Written task: Scan the lines below for the word "type". Copy each line you find it in.

Rows from a dataset
○ ○ ○
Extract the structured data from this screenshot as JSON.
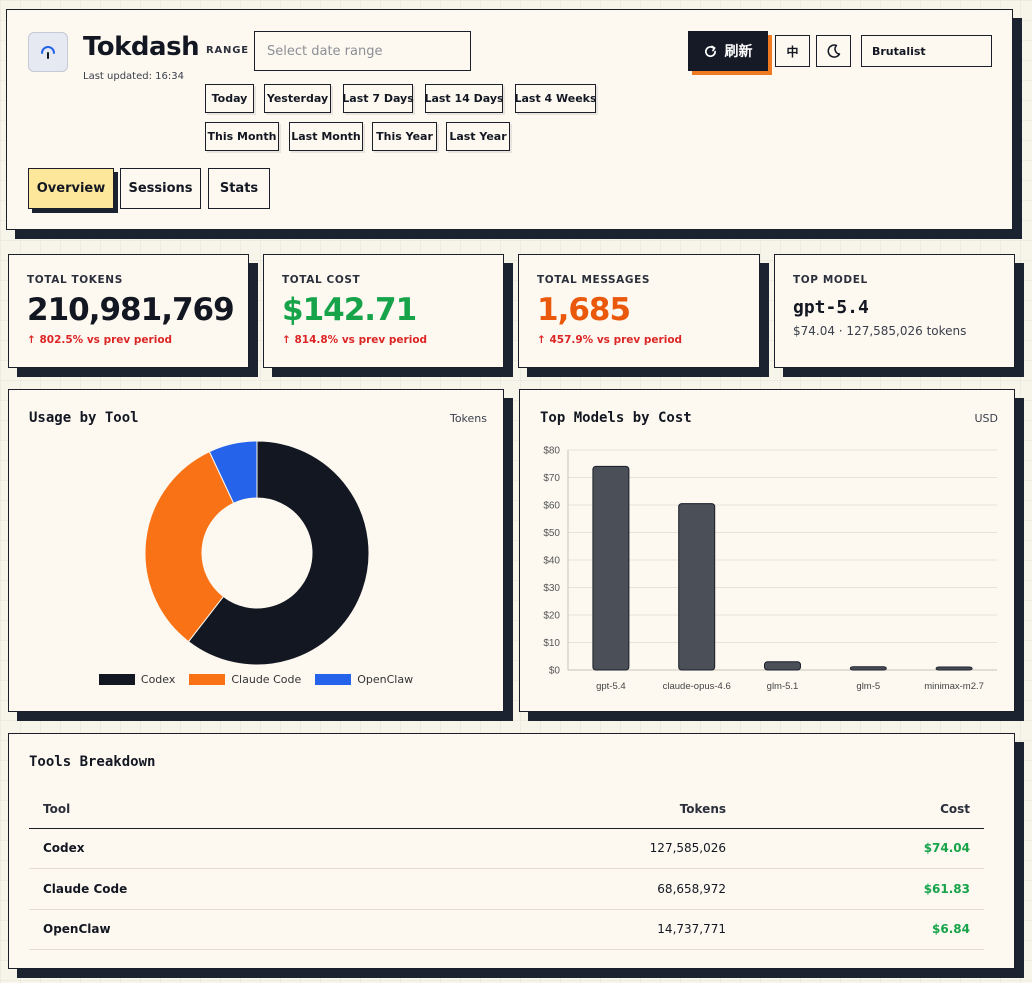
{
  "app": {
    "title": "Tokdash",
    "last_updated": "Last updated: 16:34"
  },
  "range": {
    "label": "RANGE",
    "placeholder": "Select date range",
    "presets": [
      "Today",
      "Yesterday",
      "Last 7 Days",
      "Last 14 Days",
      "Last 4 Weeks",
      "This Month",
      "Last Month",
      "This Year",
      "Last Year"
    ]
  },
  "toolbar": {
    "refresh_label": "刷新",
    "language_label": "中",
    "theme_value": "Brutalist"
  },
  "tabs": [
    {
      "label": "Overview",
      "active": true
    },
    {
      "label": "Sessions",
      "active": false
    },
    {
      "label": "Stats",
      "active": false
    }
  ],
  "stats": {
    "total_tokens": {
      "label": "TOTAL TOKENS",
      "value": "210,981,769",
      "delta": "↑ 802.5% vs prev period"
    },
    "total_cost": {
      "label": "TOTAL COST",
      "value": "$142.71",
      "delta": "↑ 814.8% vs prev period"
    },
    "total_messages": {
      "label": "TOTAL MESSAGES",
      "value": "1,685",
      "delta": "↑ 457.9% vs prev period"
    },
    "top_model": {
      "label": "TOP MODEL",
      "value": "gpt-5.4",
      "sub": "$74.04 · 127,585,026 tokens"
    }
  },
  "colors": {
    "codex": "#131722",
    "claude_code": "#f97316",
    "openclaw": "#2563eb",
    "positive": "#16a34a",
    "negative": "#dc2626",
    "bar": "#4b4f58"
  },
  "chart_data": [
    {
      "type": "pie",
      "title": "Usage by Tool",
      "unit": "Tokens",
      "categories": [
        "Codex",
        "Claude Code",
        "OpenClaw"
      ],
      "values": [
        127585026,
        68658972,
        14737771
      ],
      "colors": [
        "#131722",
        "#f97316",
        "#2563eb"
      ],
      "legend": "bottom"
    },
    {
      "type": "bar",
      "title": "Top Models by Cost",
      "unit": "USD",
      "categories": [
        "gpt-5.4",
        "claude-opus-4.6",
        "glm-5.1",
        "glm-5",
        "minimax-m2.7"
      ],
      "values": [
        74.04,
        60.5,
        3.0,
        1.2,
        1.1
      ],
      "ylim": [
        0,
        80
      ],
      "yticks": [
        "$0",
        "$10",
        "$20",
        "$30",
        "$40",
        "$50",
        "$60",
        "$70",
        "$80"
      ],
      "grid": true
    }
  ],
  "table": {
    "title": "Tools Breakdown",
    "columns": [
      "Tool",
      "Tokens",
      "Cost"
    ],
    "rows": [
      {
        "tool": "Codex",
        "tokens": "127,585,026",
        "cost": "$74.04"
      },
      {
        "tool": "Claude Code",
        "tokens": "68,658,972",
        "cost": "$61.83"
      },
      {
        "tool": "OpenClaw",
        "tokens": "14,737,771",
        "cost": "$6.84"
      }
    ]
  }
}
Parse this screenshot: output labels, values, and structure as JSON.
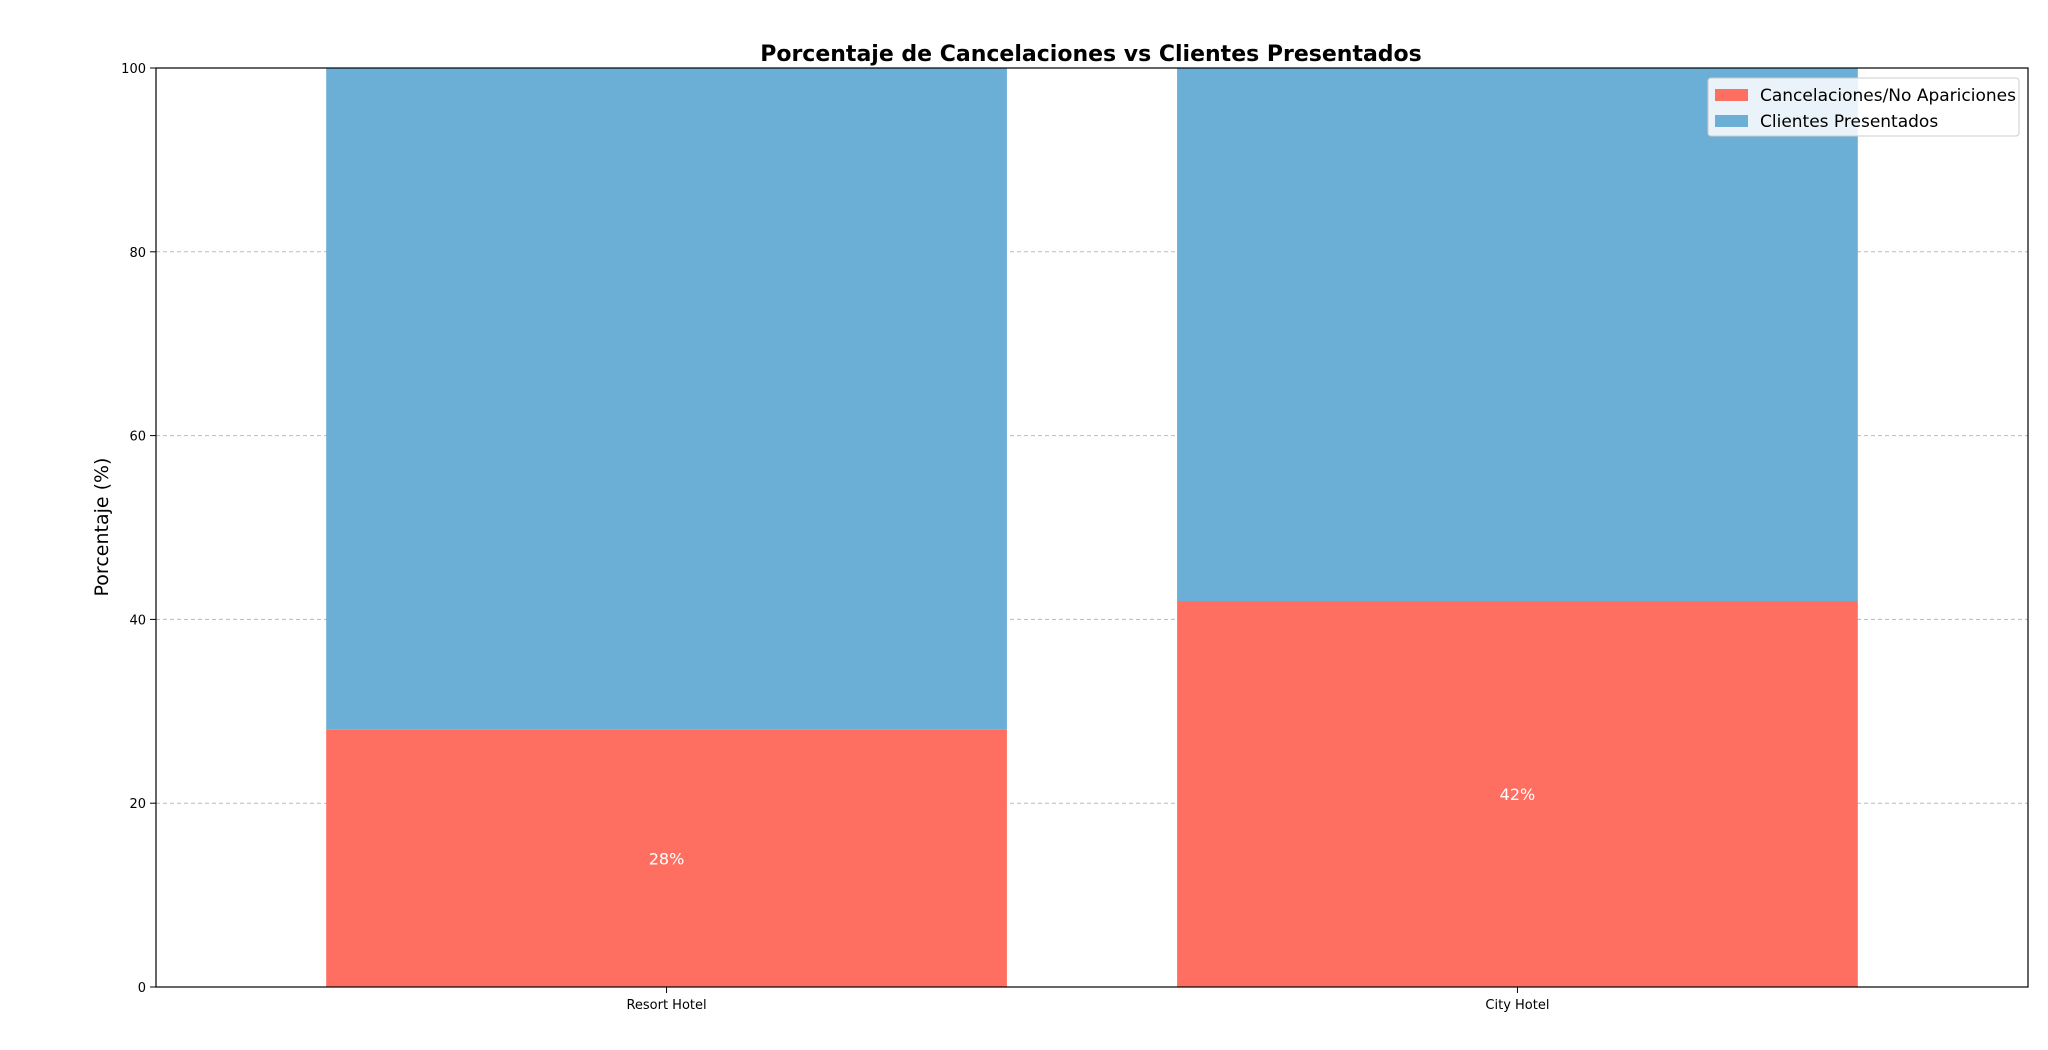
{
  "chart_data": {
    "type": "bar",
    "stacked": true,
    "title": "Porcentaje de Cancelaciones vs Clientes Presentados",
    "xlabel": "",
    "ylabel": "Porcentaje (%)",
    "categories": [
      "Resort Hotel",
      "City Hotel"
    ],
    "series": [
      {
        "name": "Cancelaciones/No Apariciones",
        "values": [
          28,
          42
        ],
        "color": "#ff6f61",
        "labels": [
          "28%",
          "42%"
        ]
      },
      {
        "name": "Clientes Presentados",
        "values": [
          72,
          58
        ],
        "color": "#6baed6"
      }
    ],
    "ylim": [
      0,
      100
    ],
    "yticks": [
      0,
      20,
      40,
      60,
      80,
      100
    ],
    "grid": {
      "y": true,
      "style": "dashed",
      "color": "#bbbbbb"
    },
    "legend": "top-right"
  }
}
○ ○ ○
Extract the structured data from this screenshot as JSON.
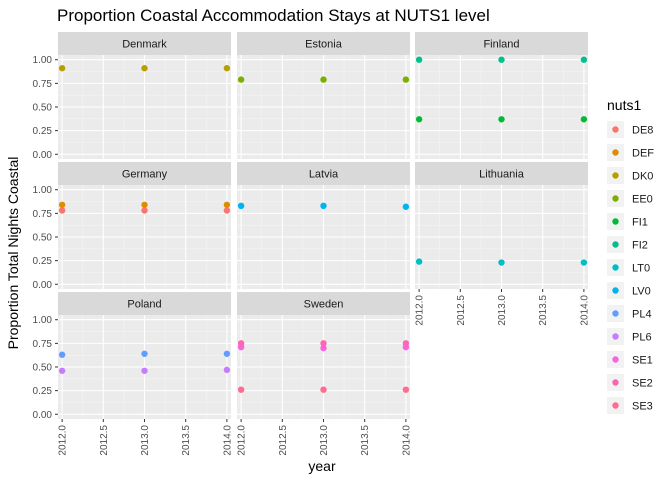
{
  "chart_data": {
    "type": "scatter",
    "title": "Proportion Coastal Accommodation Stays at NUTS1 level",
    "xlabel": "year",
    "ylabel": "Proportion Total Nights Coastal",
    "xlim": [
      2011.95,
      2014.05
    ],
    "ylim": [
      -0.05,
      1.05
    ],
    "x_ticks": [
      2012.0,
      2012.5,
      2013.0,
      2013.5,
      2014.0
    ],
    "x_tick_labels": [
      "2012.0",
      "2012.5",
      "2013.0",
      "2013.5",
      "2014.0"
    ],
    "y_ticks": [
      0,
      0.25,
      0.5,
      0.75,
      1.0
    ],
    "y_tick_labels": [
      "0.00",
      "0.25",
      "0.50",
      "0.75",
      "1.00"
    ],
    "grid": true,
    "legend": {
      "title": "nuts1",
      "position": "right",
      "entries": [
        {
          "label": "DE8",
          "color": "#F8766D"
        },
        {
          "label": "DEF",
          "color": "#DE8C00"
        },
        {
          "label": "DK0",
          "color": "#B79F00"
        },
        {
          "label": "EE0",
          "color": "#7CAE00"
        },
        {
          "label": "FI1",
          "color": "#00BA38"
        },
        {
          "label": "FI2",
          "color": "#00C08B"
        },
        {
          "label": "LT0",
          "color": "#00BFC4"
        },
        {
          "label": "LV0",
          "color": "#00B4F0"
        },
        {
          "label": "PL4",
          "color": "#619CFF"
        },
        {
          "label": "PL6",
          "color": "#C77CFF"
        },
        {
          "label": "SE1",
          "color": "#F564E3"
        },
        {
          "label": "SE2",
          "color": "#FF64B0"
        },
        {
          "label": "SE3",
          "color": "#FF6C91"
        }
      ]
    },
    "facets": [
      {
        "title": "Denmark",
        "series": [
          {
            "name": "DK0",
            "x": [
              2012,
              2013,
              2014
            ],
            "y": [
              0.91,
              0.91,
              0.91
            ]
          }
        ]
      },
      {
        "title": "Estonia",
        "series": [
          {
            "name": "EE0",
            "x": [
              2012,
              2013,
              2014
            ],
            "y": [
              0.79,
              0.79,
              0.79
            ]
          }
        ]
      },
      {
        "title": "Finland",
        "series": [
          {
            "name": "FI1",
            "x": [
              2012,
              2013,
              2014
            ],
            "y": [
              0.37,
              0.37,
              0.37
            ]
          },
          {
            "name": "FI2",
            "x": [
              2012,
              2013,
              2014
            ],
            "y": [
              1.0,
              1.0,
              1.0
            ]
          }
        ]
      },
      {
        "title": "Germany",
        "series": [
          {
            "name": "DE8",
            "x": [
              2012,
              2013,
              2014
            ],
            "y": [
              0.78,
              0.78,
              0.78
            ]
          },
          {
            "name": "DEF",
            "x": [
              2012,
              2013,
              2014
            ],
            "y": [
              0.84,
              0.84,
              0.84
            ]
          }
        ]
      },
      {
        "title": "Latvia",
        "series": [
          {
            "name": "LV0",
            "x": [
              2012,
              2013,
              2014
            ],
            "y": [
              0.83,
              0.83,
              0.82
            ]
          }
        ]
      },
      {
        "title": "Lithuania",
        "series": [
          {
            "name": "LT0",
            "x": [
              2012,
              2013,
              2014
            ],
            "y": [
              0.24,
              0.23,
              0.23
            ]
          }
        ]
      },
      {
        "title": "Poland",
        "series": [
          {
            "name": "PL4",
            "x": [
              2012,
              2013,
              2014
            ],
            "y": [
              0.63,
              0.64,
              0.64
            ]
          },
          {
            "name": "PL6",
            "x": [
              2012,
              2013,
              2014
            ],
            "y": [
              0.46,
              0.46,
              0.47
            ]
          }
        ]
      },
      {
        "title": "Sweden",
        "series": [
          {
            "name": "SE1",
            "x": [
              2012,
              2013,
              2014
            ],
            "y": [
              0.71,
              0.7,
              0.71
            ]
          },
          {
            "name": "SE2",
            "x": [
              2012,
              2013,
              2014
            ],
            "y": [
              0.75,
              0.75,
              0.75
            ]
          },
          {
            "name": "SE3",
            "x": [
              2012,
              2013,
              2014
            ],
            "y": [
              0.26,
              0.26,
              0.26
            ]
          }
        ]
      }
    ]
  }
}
○ ○ ○
Output for this exercise:
      "type": "pie",
      "type": "bar",
    "type": "bar",
    "type": "scatter",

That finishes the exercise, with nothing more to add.